* BEGIN Data for the task *

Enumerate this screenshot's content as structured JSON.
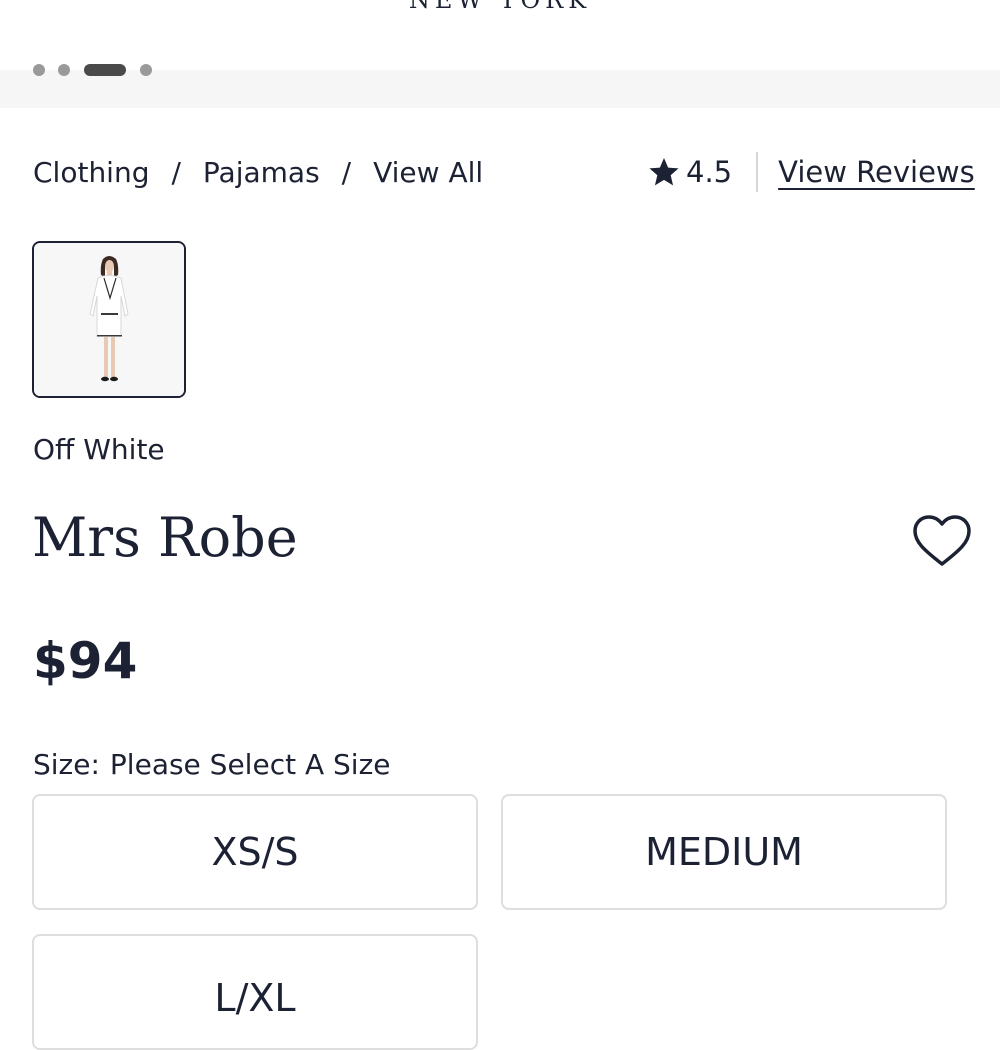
{
  "header": {
    "brand_city": "NEW YORK"
  },
  "breadcrumb": {
    "items": [
      "Clothing",
      "Pajamas",
      "View All"
    ],
    "separator": "/"
  },
  "rating": {
    "value": "4.5",
    "reviews_link": "View Reviews"
  },
  "swatch": {
    "color_name": "Off White"
  },
  "product": {
    "title": "Mrs Robe",
    "price": "$94"
  },
  "size": {
    "label": "Size:",
    "prompt": "Please Select A Size",
    "options": [
      "XS/S",
      "MEDIUM",
      "L/XL"
    ]
  },
  "colors": {
    "text": "#1c2233",
    "border": "#dedede",
    "strip": "#f6f6f6"
  }
}
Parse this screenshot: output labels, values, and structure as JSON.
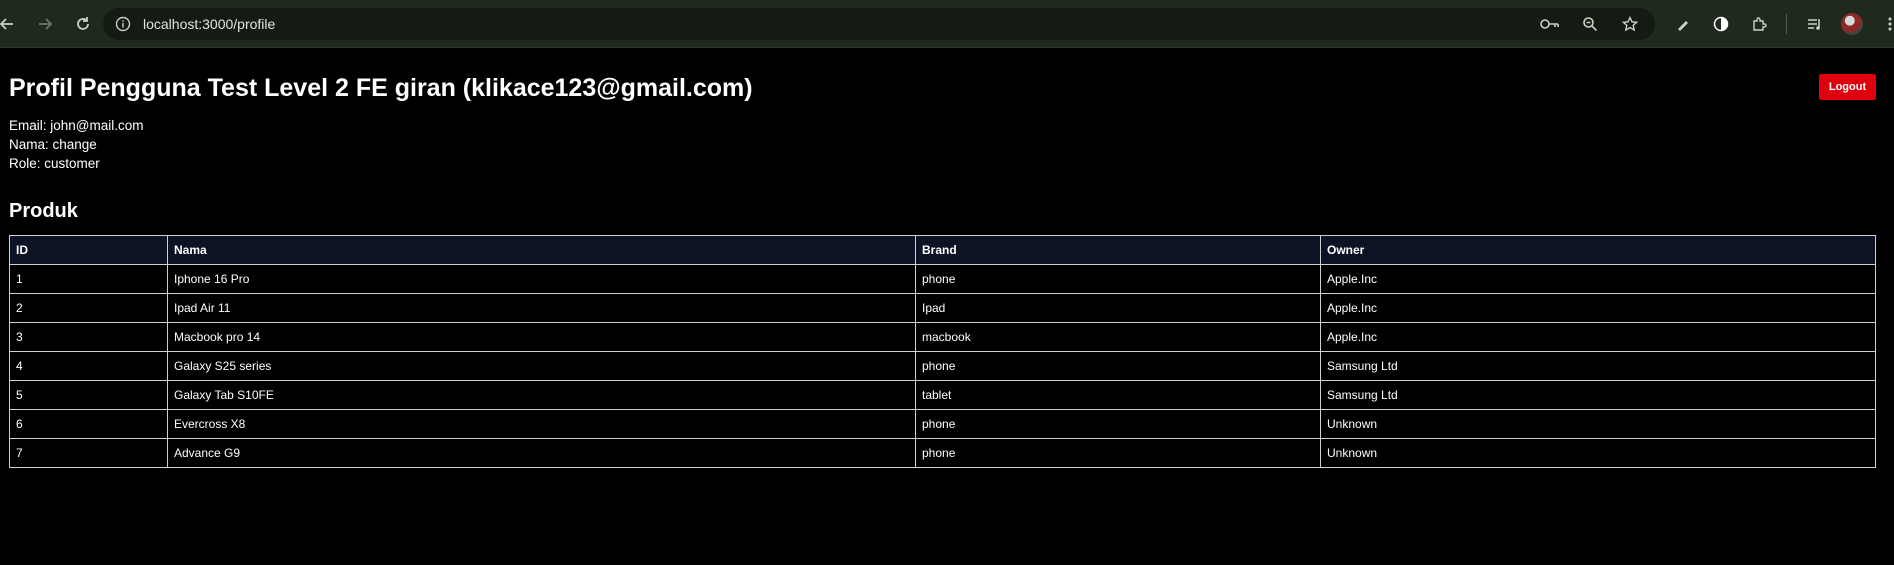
{
  "browser": {
    "url": "localhost:3000/profile",
    "icons": [
      "back-icon",
      "forward-icon",
      "reload-icon",
      "site-info-icon",
      "password-key-icon",
      "zoom-icon",
      "bookmark-star-icon",
      "pen-icon",
      "contrast-icon",
      "extensions-icon",
      "reading-list-icon",
      "profile-avatar"
    ]
  },
  "page": {
    "title": "Profil Pengguna Test Level 2 FE giran (klikace123@gmail.com)",
    "logout_label": "Logout",
    "info": {
      "email": "Email: john@mail.com",
      "nama": "Nama: change",
      "role": "Role: customer"
    },
    "section_title": "Produk"
  },
  "table": {
    "headers": [
      "ID",
      "Nama",
      "Brand",
      "Owner"
    ],
    "rows": [
      [
        "1",
        "Iphone 16 Pro",
        "phone",
        "Apple.Inc"
      ],
      [
        "2",
        "Ipad Air 11",
        "Ipad",
        "Apple.Inc"
      ],
      [
        "3",
        "Macbook pro 14",
        "macbook",
        "Apple.Inc"
      ],
      [
        "4",
        "Galaxy S25 series",
        "phone",
        "Samsung Ltd"
      ],
      [
        "5",
        "Galaxy Tab S10FE",
        "tablet",
        "Samsung Ltd"
      ],
      [
        "6",
        "Evercross X8",
        "phone",
        "Unknown"
      ],
      [
        "7",
        "Advance G9",
        "phone",
        "Unknown"
      ]
    ]
  },
  "colors": {
    "page_bg": "#000000",
    "logout_bg": "#e0000d",
    "header_row_bg": "#0d1324",
    "chrome_bg": "#1f2a1d"
  }
}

* END Data for the task *

[What is needed]:
Lines of the material that contain the word "this" are to be gathered.

[The response]:
Enumerate this screenshot's content as structured JSON.
Parse this screenshot: output labels, values, and structure as JSON.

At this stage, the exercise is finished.